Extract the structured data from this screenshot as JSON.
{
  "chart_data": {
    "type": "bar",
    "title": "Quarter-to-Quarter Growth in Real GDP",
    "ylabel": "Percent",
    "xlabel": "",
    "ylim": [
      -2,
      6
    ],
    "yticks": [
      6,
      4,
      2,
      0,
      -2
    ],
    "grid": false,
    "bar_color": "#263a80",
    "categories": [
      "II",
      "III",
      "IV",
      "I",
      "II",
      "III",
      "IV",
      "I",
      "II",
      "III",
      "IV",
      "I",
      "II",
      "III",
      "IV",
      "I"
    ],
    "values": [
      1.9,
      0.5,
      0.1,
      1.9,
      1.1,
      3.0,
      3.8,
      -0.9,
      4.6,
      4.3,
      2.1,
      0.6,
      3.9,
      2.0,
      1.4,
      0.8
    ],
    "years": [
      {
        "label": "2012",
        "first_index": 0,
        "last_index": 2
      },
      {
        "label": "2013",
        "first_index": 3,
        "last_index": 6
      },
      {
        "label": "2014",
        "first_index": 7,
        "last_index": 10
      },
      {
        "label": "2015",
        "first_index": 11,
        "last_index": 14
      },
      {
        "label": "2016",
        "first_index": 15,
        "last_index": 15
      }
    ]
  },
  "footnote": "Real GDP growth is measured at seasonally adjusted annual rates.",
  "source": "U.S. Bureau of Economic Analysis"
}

-*-*-

## Your task:
Transcribe the whole listing exactly.

## Solution to the problem:
Extract the structured data from this screenshot as JSON.
{
  "chart_data": {
    "type": "bar",
    "title": "Quarter-to-Quarter Growth in Real GDP",
    "ylabel": "Percent",
    "xlabel": "",
    "ylim": [
      -2,
      6
    ],
    "yticks": [
      6,
      4,
      2,
      0,
      -2
    ],
    "grid": false,
    "bar_color": "#263a80",
    "categories": [
      "II",
      "III",
      "IV",
      "I",
      "II",
      "III",
      "IV",
      "I",
      "II",
      "III",
      "IV",
      "I",
      "II",
      "III",
      "IV",
      "I"
    ],
    "values": [
      1.9,
      0.5,
      0.1,
      1.9,
      1.1,
      3.0,
      3.8,
      -0.9,
      4.6,
      4.3,
      2.1,
      0.6,
      3.9,
      2.0,
      1.4,
      0.8
    ],
    "years": [
      {
        "label": "2012",
        "first_index": 0,
        "last_index": 2
      },
      {
        "label": "2013",
        "first_index": 3,
        "last_index": 6
      },
      {
        "label": "2014",
        "first_index": 7,
        "last_index": 10
      },
      {
        "label": "2015",
        "first_index": 11,
        "last_index": 14
      },
      {
        "label": "2016",
        "first_index": 15,
        "last_index": 15
      }
    ]
  },
  "footnote": "Real GDP growth is measured at seasonally adjusted annual rates.",
  "source": "U.S. Bureau of Economic Analysis"
}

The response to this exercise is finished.